======== Working data
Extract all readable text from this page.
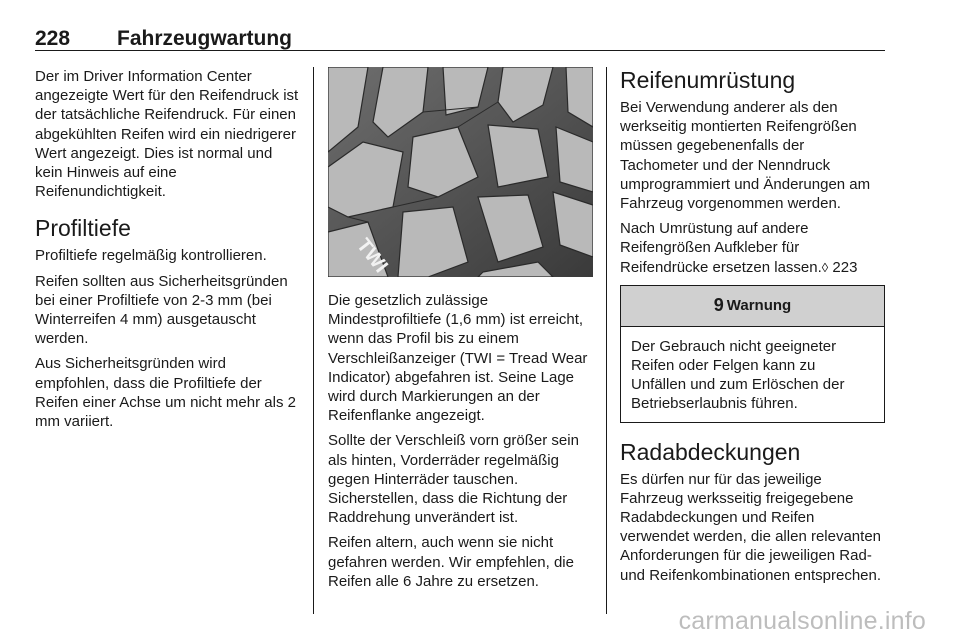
228 Fahrzeugwartung

Der im Driver Information Center angezeigte Wert für den Reifendruck ist der tatsächliche Reifendruck. Für einen abgekühlten Reifen wird ein niedrigerer Wert angezeigt. Dies ist normal und kein Hinweis auf eine Reifenundichtigkeit.

Profiltiefe

Profiltiefe regelmäßig kontrollieren.

Reifen sollten aus Sicherheitsgründen bei einer Profiltiefe von 2-3 mm (bei Winterreifen 4 mm) ausgetauscht werden.

Aus Sicherheitsgründen wird empfohlen, dass die Profiltiefe der Reifen einer Achse um nicht mehr als 2 mm variiert.

TWI

Die gesetzlich zulässige Mindestprofiltiefe (1,6 mm) ist erreicht, wenn das Profil bis zu einem Verschleißanzeiger (TWI = Tread Wear Indicator) abgefahren ist. Seine Lage wird durch Markierungen an der Reifenflanke angezeigt.

Sollte der Verschleiß vorn größer sein als hinten, Vorderräder regelmäßig gegen Hinterräder tauschen. Sicherstellen, dass die Richtung der Raddrehung unverändert ist.

Reifen altern, auch wenn sie nicht gefahren werden. Wir empfehlen, die Reifen alle 6 Jahre zu ersetzen.

Reifenumrüstung

Bei Verwendung anderer als den werkseitig montierten Reifengrößen müssen gegebenenfalls der Tachometer und der Nenndruck umprogrammiert und Änderungen am Fahrzeug vorgenommen werden.

Nach Umrüstung auf andere Reifengrößen Aufkleber für Reifendrücke ersetzen lassen.◊ 223

9 Warnung

Der Gebrauch nicht geeigneter Reifen oder Felgen kann zu Unfällen und zum Erlöschen der Betriebserlaubnis führen.

Radabdeckungen

Es dürfen nur für das jeweilige Fahrzeug werksseitig freigegebene Radabdeckungen und Reifen verwendet werden, die allen relevanten Anforderungen für die jeweiligen Rad- und Reifenkombinationen entsprechen.

carmanualsonline.info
================
• Task details: Your answer must be an exact copy of the records, free of images.

• Your solution:
Extract all readable text from this page.
228 Fahrzeugwartung

Der im Driver Information Center angezeigte Wert für den Reifendruck ist der tatsächliche Reifendruck. Für einen abgekühlten Reifen wird ein niedrigerer Wert angezeigt. Dies ist normal und kein Hinweis auf eine Reifenundichtigkeit.

Profiltiefe

Profiltiefe regelmäßig kontrollieren.

Reifen sollten aus Sicherheitsgründen bei einer Profiltiefe von 2-3 mm (bei Winterreifen 4 mm) ausgetauscht werden.

Aus Sicherheitsgründen wird empfohlen, dass die Profiltiefe der Reifen einer Achse um nicht mehr als 2 mm variiert.

TWI

Die gesetzlich zulässige Mindestprofiltiefe (1,6 mm) ist erreicht, wenn das Profil bis zu einem Verschleißanzeiger (TWI = Tread Wear Indicator) abgefahren ist. Seine Lage wird durch Markierungen an der Reifenflanke angezeigt.

Sollte der Verschleiß vorn größer sein als hinten, Vorderräder regelmäßig gegen Hinterräder tauschen. Sicherstellen, dass die Richtung der Raddrehung unverändert ist.

Reifen altern, auch wenn sie nicht gefahren werden. Wir empfehlen, die Reifen alle 6 Jahre zu ersetzen.

Reifenumrüstung

Bei Verwendung anderer als den werkseitig montierten Reifengrößen müssen gegebenenfalls der Tachometer und der Nenndruck umprogrammiert und Änderungen am Fahrzeug vorgenommen werden.

Nach Umrüstung auf andere Reifengrößen Aufkleber für Reifendrücke ersetzen lassen.◊ 223

9 Warnung

Der Gebrauch nicht geeigneter Reifen oder Felgen kann zu Unfällen und zum Erlöschen der Betriebserlaubnis führen.

Radabdeckungen

Es dürfen nur für das jeweilige Fahrzeug werksseitig freigegebene Radabdeckungen und Reifen verwendet werden, die allen relevanten Anforderungen für die jeweiligen Rad- und Reifenkombinationen entsprechen.

carmanualsonline.info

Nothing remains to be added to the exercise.